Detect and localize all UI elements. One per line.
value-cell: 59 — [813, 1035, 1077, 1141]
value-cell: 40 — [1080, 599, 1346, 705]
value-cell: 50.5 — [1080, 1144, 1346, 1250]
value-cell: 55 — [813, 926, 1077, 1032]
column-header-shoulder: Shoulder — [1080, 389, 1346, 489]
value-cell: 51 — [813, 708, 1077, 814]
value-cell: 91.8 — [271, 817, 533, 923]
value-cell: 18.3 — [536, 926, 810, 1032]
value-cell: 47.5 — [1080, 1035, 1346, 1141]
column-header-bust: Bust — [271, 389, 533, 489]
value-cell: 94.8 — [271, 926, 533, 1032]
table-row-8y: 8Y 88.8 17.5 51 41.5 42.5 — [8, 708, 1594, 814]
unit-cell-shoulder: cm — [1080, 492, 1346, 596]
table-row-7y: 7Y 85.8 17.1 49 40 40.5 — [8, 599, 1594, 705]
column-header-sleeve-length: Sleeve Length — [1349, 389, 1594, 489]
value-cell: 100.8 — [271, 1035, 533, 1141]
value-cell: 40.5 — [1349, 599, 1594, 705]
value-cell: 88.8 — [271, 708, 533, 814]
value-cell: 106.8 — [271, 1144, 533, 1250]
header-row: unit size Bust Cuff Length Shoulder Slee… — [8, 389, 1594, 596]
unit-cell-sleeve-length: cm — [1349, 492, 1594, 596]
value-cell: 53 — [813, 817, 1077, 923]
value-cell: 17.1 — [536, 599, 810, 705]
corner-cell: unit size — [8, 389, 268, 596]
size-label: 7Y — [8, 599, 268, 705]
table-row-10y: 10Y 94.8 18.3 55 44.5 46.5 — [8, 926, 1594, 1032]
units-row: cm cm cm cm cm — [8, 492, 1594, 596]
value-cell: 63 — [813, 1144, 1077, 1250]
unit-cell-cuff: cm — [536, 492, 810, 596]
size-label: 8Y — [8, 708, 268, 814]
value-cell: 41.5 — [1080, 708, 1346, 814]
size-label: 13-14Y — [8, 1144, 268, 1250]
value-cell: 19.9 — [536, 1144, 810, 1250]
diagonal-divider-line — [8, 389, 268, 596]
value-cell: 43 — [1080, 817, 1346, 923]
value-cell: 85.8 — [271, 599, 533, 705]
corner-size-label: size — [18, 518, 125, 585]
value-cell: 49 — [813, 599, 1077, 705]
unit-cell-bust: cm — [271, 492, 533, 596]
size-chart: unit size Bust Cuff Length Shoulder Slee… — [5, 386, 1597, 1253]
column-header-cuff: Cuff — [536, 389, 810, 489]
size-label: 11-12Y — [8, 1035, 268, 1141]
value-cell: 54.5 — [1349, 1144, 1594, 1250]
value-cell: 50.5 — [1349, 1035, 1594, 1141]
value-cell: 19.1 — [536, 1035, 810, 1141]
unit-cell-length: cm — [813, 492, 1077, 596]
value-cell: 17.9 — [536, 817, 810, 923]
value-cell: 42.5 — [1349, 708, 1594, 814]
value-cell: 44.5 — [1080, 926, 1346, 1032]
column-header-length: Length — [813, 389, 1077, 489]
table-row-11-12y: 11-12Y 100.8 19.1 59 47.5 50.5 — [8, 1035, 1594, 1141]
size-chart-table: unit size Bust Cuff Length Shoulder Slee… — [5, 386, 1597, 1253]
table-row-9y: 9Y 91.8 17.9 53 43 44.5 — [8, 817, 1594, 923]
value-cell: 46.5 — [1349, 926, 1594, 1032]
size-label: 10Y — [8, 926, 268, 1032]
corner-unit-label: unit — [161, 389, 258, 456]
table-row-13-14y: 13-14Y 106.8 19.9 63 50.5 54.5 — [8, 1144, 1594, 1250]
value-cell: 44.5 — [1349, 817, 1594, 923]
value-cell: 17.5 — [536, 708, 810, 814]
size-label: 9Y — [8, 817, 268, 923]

::::::::::

* _Work to be completed_
Copy every line of the records above word for word, in the same order.

* _Reply to the task_
Detect and localize all UI elements. One per line.
value-cell: 59 — [813, 1035, 1077, 1141]
value-cell: 40 — [1080, 599, 1346, 705]
value-cell: 50.5 — [1080, 1144, 1346, 1250]
value-cell: 55 — [813, 926, 1077, 1032]
column-header-shoulder: Shoulder — [1080, 389, 1346, 489]
value-cell: 51 — [813, 708, 1077, 814]
value-cell: 91.8 — [271, 817, 533, 923]
value-cell: 18.3 — [536, 926, 810, 1032]
value-cell: 47.5 — [1080, 1035, 1346, 1141]
column-header-bust: Bust — [271, 389, 533, 489]
value-cell: 94.8 — [271, 926, 533, 1032]
table-row-8y: 8Y 88.8 17.5 51 41.5 42.5 — [8, 708, 1594, 814]
unit-cell-shoulder: cm — [1080, 492, 1346, 596]
table-row-7y: 7Y 85.8 17.1 49 40 40.5 — [8, 599, 1594, 705]
column-header-sleeve-length: Sleeve Length — [1349, 389, 1594, 489]
value-cell: 100.8 — [271, 1035, 533, 1141]
value-cell: 40.5 — [1349, 599, 1594, 705]
value-cell: 88.8 — [271, 708, 533, 814]
value-cell: 106.8 — [271, 1144, 533, 1250]
header-row: unit size Bust Cuff Length Shoulder Slee… — [8, 389, 1594, 596]
unit-cell-sleeve-length: cm — [1349, 492, 1594, 596]
value-cell: 53 — [813, 817, 1077, 923]
value-cell: 17.1 — [536, 599, 810, 705]
corner-cell: unit size — [8, 389, 268, 596]
size-label: 7Y — [8, 599, 268, 705]
table-row-10y: 10Y 94.8 18.3 55 44.5 46.5 — [8, 926, 1594, 1032]
units-row: cm cm cm cm cm — [8, 492, 1594, 596]
value-cell: 63 — [813, 1144, 1077, 1250]
unit-cell-cuff: cm — [536, 492, 810, 596]
size-label: 8Y — [8, 708, 268, 814]
value-cell: 41.5 — [1080, 708, 1346, 814]
size-label: 13-14Y — [8, 1144, 268, 1250]
value-cell: 19.9 — [536, 1144, 810, 1250]
diagonal-divider-line — [8, 389, 268, 596]
value-cell: 43 — [1080, 817, 1346, 923]
value-cell: 85.8 — [271, 599, 533, 705]
corner-size-label: size — [18, 518, 125, 585]
value-cell: 49 — [813, 599, 1077, 705]
unit-cell-bust: cm — [271, 492, 533, 596]
size-chart: unit size Bust Cuff Length Shoulder Slee… — [5, 386, 1597, 1253]
column-header-cuff: Cuff — [536, 389, 810, 489]
size-label: 11-12Y — [8, 1035, 268, 1141]
value-cell: 54.5 — [1349, 1144, 1594, 1250]
value-cell: 50.5 — [1349, 1035, 1594, 1141]
value-cell: 19.1 — [536, 1035, 810, 1141]
unit-cell-length: cm — [813, 492, 1077, 596]
value-cell: 17.9 — [536, 817, 810, 923]
value-cell: 42.5 — [1349, 708, 1594, 814]
value-cell: 44.5 — [1080, 926, 1346, 1032]
column-header-length: Length — [813, 389, 1077, 489]
table-row-11-12y: 11-12Y 100.8 19.1 59 47.5 50.5 — [8, 1035, 1594, 1141]
size-chart-table: unit size Bust Cuff Length Shoulder Slee… — [5, 386, 1597, 1253]
table-row-9y: 9Y 91.8 17.9 53 43 44.5 — [8, 817, 1594, 923]
value-cell: 46.5 — [1349, 926, 1594, 1032]
size-label: 10Y — [8, 926, 268, 1032]
corner-unit-label: unit — [161, 389, 258, 456]
table-row-13-14y: 13-14Y 106.8 19.9 63 50.5 54.5 — [8, 1144, 1594, 1250]
value-cell: 44.5 — [1349, 817, 1594, 923]
value-cell: 17.5 — [536, 708, 810, 814]
size-label: 9Y — [8, 817, 268, 923]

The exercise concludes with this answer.